**What the exercise asks:** Write every entry out again exactly, please, and skip the pictures.

**Working data:**
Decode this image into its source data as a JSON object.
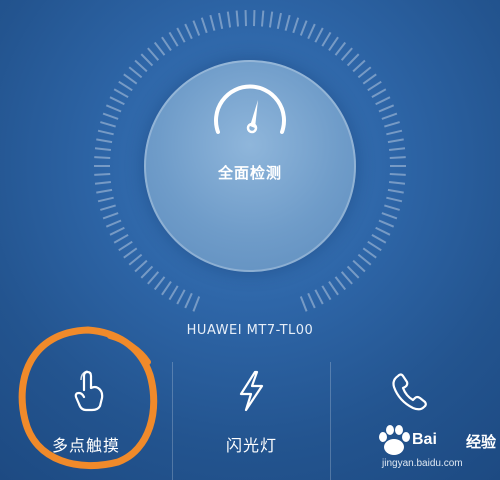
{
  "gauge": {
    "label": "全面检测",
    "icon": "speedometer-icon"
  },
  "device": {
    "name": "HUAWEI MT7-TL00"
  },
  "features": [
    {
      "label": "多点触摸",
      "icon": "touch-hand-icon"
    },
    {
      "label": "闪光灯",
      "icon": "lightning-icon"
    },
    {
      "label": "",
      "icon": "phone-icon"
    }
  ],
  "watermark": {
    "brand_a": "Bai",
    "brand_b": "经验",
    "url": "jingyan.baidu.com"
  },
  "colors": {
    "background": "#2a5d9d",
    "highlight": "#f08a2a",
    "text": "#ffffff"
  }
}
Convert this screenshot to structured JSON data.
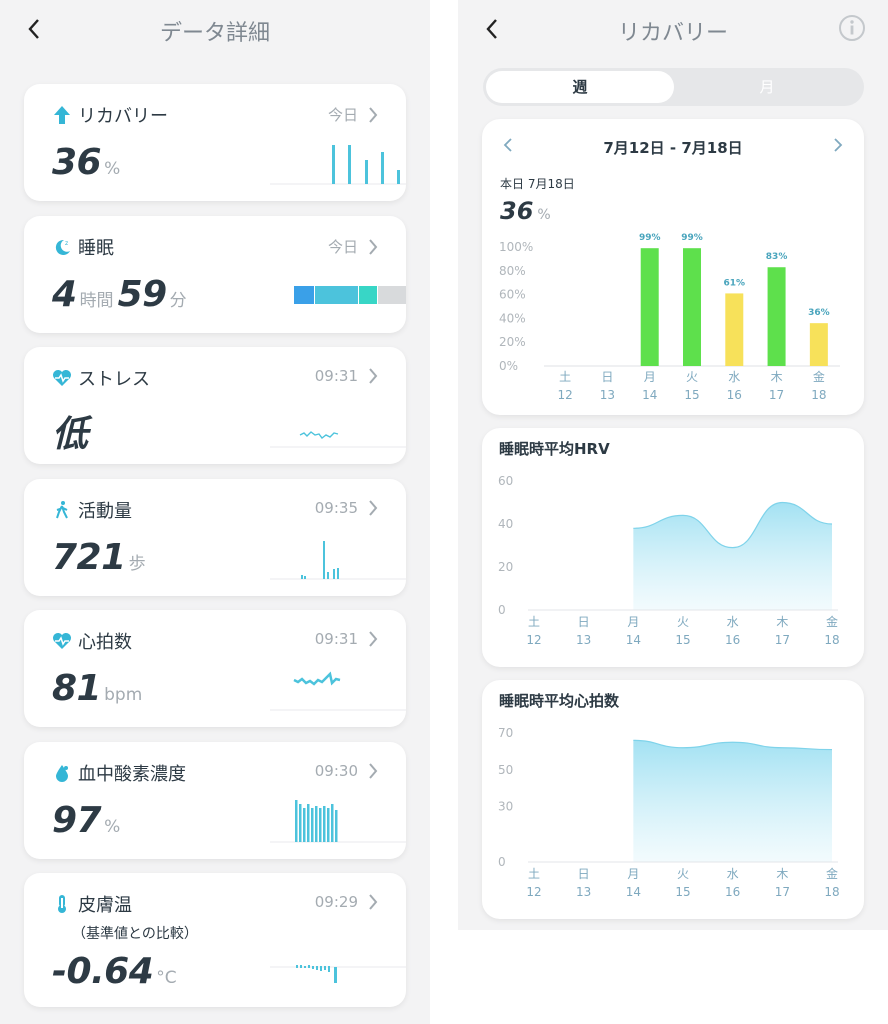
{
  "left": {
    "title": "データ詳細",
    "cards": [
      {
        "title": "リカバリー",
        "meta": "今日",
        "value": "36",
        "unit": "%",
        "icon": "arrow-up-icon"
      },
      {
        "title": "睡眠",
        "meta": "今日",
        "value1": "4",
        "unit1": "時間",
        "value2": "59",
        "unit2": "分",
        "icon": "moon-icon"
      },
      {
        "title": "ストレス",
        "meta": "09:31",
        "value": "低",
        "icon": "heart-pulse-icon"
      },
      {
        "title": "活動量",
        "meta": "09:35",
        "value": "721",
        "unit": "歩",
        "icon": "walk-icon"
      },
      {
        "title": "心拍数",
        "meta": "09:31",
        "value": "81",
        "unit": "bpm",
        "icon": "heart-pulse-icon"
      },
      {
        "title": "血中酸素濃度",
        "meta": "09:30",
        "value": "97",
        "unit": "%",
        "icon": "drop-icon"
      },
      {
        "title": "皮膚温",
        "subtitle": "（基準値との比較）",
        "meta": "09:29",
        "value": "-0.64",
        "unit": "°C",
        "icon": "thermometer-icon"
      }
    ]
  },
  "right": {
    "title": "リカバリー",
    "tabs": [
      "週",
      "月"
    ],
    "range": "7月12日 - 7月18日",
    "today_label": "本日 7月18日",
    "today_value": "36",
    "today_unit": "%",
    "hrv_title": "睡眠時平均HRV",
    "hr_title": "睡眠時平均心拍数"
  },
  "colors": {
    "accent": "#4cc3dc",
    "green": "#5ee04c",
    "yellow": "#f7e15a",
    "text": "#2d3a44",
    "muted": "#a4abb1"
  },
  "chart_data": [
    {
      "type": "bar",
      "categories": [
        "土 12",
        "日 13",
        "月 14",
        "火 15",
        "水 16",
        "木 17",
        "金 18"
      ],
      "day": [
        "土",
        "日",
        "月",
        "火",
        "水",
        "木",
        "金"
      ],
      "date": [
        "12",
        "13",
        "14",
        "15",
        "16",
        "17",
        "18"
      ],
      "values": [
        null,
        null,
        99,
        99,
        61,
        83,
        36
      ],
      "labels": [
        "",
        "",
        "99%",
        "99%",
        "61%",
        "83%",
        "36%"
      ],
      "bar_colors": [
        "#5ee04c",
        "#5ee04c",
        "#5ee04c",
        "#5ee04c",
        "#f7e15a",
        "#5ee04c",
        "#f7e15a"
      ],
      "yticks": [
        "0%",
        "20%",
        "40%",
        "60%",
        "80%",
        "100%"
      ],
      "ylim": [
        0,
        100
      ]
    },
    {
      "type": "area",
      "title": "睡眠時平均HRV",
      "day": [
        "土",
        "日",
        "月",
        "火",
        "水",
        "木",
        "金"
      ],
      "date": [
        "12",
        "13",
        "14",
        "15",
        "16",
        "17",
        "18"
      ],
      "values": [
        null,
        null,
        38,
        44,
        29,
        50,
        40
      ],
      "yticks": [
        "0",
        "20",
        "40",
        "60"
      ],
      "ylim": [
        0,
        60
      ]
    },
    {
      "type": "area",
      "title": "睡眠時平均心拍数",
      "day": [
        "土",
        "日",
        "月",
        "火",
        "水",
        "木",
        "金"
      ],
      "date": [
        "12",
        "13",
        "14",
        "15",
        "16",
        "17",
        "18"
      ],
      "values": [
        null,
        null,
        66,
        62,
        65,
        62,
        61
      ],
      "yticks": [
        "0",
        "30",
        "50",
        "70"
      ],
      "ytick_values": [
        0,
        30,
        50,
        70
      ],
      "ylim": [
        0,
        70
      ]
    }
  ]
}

**Solution below:**
Decode this image into its source data as a JSON object.
{
  "gauge": {
    "label": "全面检测",
    "icon": "speedometer-icon"
  },
  "device": {
    "name": "HUAWEI MT7-TL00"
  },
  "features": [
    {
      "label": "多点触摸",
      "icon": "touch-hand-icon"
    },
    {
      "label": "闪光灯",
      "icon": "lightning-icon"
    },
    {
      "label": "",
      "icon": "phone-icon"
    }
  ],
  "watermark": {
    "brand_a": "Bai",
    "brand_b": "经验",
    "url": "jingyan.baidu.com"
  },
  "colors": {
    "background": "#2a5d9d",
    "highlight": "#f08a2a",
    "text": "#ffffff"
  }
}
Convert this screenshot to structured JSON data.
{
  "left": {
    "title": "データ詳細",
    "cards": [
      {
        "title": "リカバリー",
        "meta": "今日",
        "value": "36",
        "unit": "%",
        "icon": "arrow-up-icon"
      },
      {
        "title": "睡眠",
        "meta": "今日",
        "value1": "4",
        "unit1": "時間",
        "value2": "59",
        "unit2": "分",
        "icon": "moon-icon"
      },
      {
        "title": "ストレス",
        "meta": "09:31",
        "value": "低",
        "icon": "heart-pulse-icon"
      },
      {
        "title": "活動量",
        "meta": "09:35",
        "value": "721",
        "unit": "歩",
        "icon": "walk-icon"
      },
      {
        "title": "心拍数",
        "meta": "09:31",
        "value": "81",
        "unit": "bpm",
        "icon": "heart-pulse-icon"
      },
      {
        "title": "血中酸素濃度",
        "meta": "09:30",
        "value": "97",
        "unit": "%",
        "icon": "drop-icon"
      },
      {
        "title": "皮膚温",
        "subtitle": "（基準値との比較）",
        "meta": "09:29",
        "value": "-0.64",
        "unit": "°C",
        "icon": "thermometer-icon"
      }
    ]
  },
  "right": {
    "title": "リカバリー",
    "tabs": [
      "週",
      "月"
    ],
    "range": "7月12日 - 7月18日",
    "today_label": "本日 7月18日",
    "today_value": "36",
    "today_unit": "%",
    "hrv_title": "睡眠時平均HRV",
    "hr_title": "睡眠時平均心拍数"
  },
  "colors": {
    "accent": "#4cc3dc",
    "green": "#5ee04c",
    "yellow": "#f7e15a",
    "text": "#2d3a44",
    "muted": "#a4abb1"
  },
  "chart_data": [
    {
      "type": "bar",
      "categories": [
        "土 12",
        "日 13",
        "月 14",
        "火 15",
        "水 16",
        "木 17",
        "金 18"
      ],
      "day": [
        "土",
        "日",
        "月",
        "火",
        "水",
        "木",
        "金"
      ],
      "date": [
        "12",
        "13",
        "14",
        "15",
        "16",
        "17",
        "18"
      ],
      "values": [
        null,
        null,
        99,
        99,
        61,
        83,
        36
      ],
      "labels": [
        "",
        "",
        "99%",
        "99%",
        "61%",
        "83%",
        "36%"
      ],
      "bar_colors": [
        "#5ee04c",
        "#5ee04c",
        "#5ee04c",
        "#5ee04c",
        "#f7e15a",
        "#5ee04c",
        "#f7e15a"
      ],
      "yticks": [
        "0%",
        "20%",
        "40%",
        "60%",
        "80%",
        "100%"
      ],
      "ylim": [
        0,
        100
      ]
    },
    {
      "type": "area",
      "title": "睡眠時平均HRV",
      "day": [
        "土",
        "日",
        "月",
        "火",
        "水",
        "木",
        "金"
      ],
      "date": [
        "12",
        "13",
        "14",
        "15",
        "16",
        "17",
        "18"
      ],
      "values": [
        null,
        null,
        38,
        44,
        29,
        50,
        40
      ],
      "yticks": [
        "0",
        "20",
        "40",
        "60"
      ],
      "ylim": [
        0,
        60
      ]
    },
    {
      "type": "area",
      "title": "睡眠時平均心拍数",
      "day": [
        "土",
        "日",
        "月",
        "火",
        "水",
        "木",
        "金"
      ],
      "date": [
        "12",
        "13",
        "14",
        "15",
        "16",
        "17",
        "18"
      ],
      "values": [
        null,
        null,
        66,
        62,
        65,
        62,
        61
      ],
      "yticks": [
        "0",
        "30",
        "50",
        "70"
      ],
      "ytick_values": [
        0,
        30,
        50,
        70
      ],
      "ylim": [
        0,
        70
      ]
    }
  ]
}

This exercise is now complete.